** START Information shown **
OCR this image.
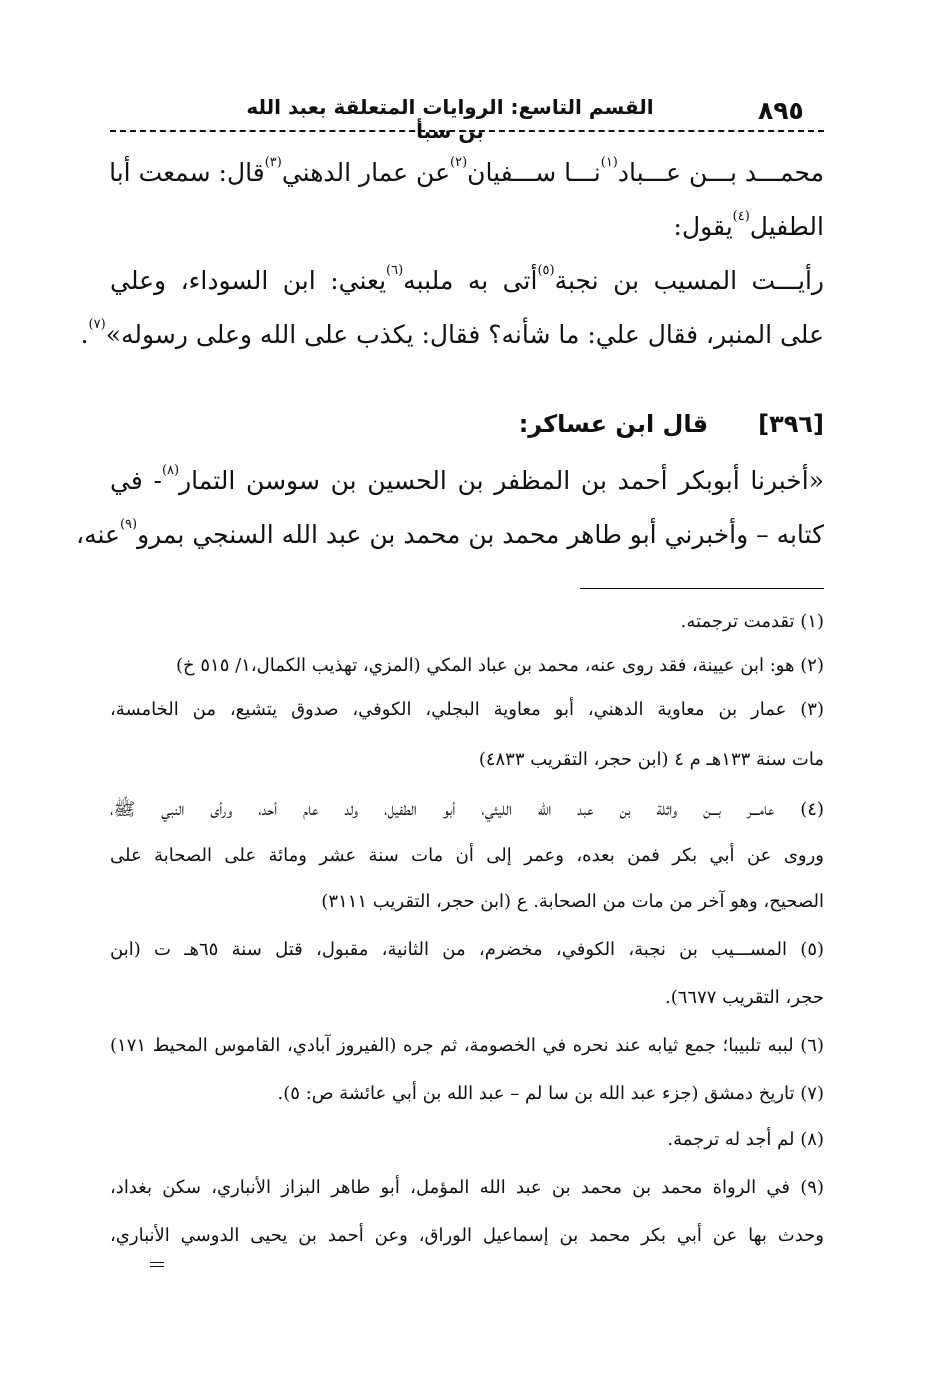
٨٩٥
القسم التاسع: الروايات المتعلقة بعبد الله بن سبأ
محمـــد بـــن عـــباد$^{(١)}$نـــا ســـفيان$^{(٢)}$عن عمار الدهني$^{(٣)}$قال: سمعت أبا
الطفيل$^{(٤)}$يقول:
رأيـــت المسيب بن نجبة$^{(٥)}$أتى به ملببه$^{(٦)}$يعني: ابن السوداء، وعلي
على المنبر، فقال علي: ما شأنه؟ فقال: يكذب على الله وعلى رسوله»$^{(٧)}$.
[٣٩٦]قال ابن عساكر:
«أخبرنا أبوبكر أحمد بن المظفر بن الحسين بن سوسن التمار$^{(٨)}$- في
كتابه – وأخبرني أبو طاهر محمد بن محمد بن عبد الله السنجي بمرو$^{(٩)}$عنه،
(١) تقدمت ترجمته.
(٢) هو: ابن عيينة، فقد روى عنه، محمد بن عباد المكي (المزي، تهذيب الكمال،١/ ٥١٥ خ)
(٣) عمار بن معاوية الدهني، أبو معاوية البجلي، الكوفي، صدوق يتشيع، من الخامسة،
مات سنة ١٣٣هـ م ٤ (ابن حجر، التقريب ٤٨٣٣)
(٤) عامـــر بـــن واثلة بن عبد الله الليثي، أبو الطفيل، ولد عام أحد، ورأى النبي ﷺ،
وروى عن أبي بكر فمن بعده، وعمر إلى أن مات سنة عشر ومائة على الصحابة على
الصحيح، وهو آخر من مات من الصحابة. ع (ابن حجر، التقريب ٣١١١)
(٥) المســـيب بن نجبة، الكوفي، مخضرم، من الثانية، مقبول، قتل سنة ٦٥هـ ت (ابن
حجر، التقريب ٦٦٧٧).
(٦) لببه تلبيبا؛ جمع ثيابه عند نحره في الخصومة، ثم جره (الفيروز آبادي، القاموس المحيط ١٧١)
(٧) تاريخ دمشق (جزء عبد الله بن سا لم – عبد الله بن أبي عائشة ص: ٥).
(٨) لم أجد له ترجمة.
(٩) في الرواة محمد بن محمد بن عبد الله المؤمل، أبو طاهر البزاز الأنباري، سكن بغداد،
وحدث بها عن أبي بكر محمد بن إسماعيل الوراق، وعن أحمد بن يحيى الدوسي الأنباري،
** END Information shown **
What you need to do:
Transcribe each line above verbatim, with the pictures left out.

Task output:
OCR this image.
٨٩٥
القسم التاسع: الروايات المتعلقة بعبد الله بن سبأ
محمـــد بـــن عـــباد$^{(١)}$نـــا ســـفيان$^{(٢)}$عن عمار الدهني$^{(٣)}$قال: سمعت أبا
الطفيل$^{(٤)}$يقول:
رأيـــت المسيب بن نجبة$^{(٥)}$أتى به ملببه$^{(٦)}$يعني: ابن السوداء، وعلي
على المنبر، فقال علي: ما شأنه؟ فقال: يكذب على الله وعلى رسوله»$^{(٧)}$.
[٣٩٦]قال ابن عساكر:
«أخبرنا أبوبكر أحمد بن المظفر بن الحسين بن سوسن التمار$^{(٨)}$- في
كتابه – وأخبرني أبو طاهر محمد بن محمد بن عبد الله السنجي بمرو$^{(٩)}$عنه،
(١) تقدمت ترجمته.
(٢) هو: ابن عيينة، فقد روى عنه، محمد بن عباد المكي (المزي، تهذيب الكمال،١/ ٥١٥ خ)
(٣) عمار بن معاوية الدهني، أبو معاوية البجلي، الكوفي، صدوق يتشيع، من الخامسة،
مات سنة ١٣٣هـ م ٤ (ابن حجر، التقريب ٤٨٣٣)
(٤) عامـــر بـــن واثلة بن عبد الله الليثي، أبو الطفيل، ولد عام أحد، ورأى النبي ﷺ،
وروى عن أبي بكر فمن بعده، وعمر إلى أن مات سنة عشر ومائة على الصحابة على
الصحيح، وهو آخر من مات من الصحابة. ع (ابن حجر، التقريب ٣١١١)
(٥) المســـيب بن نجبة، الكوفي، مخضرم، من الثانية، مقبول، قتل سنة ٦٥هـ ت (ابن
حجر، التقريب ٦٦٧٧).
(٦) لببه تلبيبا؛ جمع ثيابه عند نحره في الخصومة، ثم جره (الفيروز آبادي، القاموس المحيط ١٧١)
(٧) تاريخ دمشق (جزء عبد الله بن سا لم – عبد الله بن أبي عائشة ص: ٥).
(٨) لم أجد له ترجمة.
(٩) في الرواة محمد بن محمد بن عبد الله المؤمل، أبو طاهر البزاز الأنباري، سكن بغداد،
وحدث بها عن أبي بكر محمد بن إسماعيل الوراق، وعن أحمد بن يحيى الدوسي الأنباري،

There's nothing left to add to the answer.